● **WHAT YOU ARE ASKED TO DO**
Can you transcribe every record below exactly as it appears?

● **AVAILABLE RECORDS**
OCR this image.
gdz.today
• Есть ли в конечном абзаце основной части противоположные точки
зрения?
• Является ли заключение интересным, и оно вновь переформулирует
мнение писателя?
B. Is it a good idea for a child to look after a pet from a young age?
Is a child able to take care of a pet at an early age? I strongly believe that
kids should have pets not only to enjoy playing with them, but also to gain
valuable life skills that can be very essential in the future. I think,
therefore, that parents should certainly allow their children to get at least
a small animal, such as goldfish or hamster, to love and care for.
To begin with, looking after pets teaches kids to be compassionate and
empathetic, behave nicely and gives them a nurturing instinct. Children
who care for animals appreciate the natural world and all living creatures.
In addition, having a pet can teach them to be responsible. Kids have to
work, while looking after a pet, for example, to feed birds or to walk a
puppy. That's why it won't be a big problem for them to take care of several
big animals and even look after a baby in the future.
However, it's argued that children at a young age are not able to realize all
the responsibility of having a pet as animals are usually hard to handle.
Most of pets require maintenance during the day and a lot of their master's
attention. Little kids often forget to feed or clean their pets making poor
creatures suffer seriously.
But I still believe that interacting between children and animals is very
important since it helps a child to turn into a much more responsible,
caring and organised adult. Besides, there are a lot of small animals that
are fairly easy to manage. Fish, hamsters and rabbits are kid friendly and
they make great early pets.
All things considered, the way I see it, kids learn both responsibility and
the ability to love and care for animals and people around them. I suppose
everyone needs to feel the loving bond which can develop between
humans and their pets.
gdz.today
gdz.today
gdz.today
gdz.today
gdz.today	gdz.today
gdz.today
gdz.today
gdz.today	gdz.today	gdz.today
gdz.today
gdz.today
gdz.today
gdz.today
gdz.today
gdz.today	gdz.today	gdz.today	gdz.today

● **ANSWER TO THE EXERCISE**
OCR this image.
gdz.today
• Есть ли в конечном абзаце основной части противоположные точки
зрения?
• Является ли заключение интересным, и оно вновь переформулирует
мнение писателя?
B. Is it a good idea for a child to look after a pet from a young age?
Is a child able to take care of a pet at an early age? I strongly believe that
kids should have pets not only to enjoy playing with them, but also to gain
valuable life skills that can be very essential in the future. I think,
therefore, that parents should certainly allow their children to get at least
a small animal, such as goldfish or hamster, to love and care for.
To begin with, looking after pets teaches kids to be compassionate and
empathetic, behave nicely and gives them a nurturing instinct. Children
who care for animals appreciate the natural world and all living creatures.
In addition, having a pet can teach them to be responsible. Kids have to
work, while looking after a pet, for example, to feed birds or to walk a
puppy. That's why it won't be a big problem for them to take care of several
big animals and even look after a baby in the future.
However, it's argued that children at a young age are not able to realize all
the responsibility of having a pet as animals are usually hard to handle.
Most of pets require maintenance during the day and a lot of their master's
attention. Little kids often forget to feed or clean their pets making poor
creatures suffer seriously.
But I still believe that interacting between children and animals is very
important since it helps a child to turn into a much more responsible,
caring and organised adult. Besides, there are a lot of small animals that
are fairly easy to manage. Fish, hamsters and rabbits are kid friendly and
they make great early pets.
All things considered, the way I see it, kids learn both responsibility and
the ability to love and care for animals and people around them. I suppose
everyone needs to feel the loving bond which can develop between
humans and their pets.
gdz.today
gdz.today
gdz.today
gdz.today
gdz.today	gdz.today
gdz.today
gdz.today
gdz.today	gdz.today	gdz.today
gdz.today
gdz.today
gdz.today
gdz.today
gdz.today
gdz.today	gdz.today	gdz.today	gdz.today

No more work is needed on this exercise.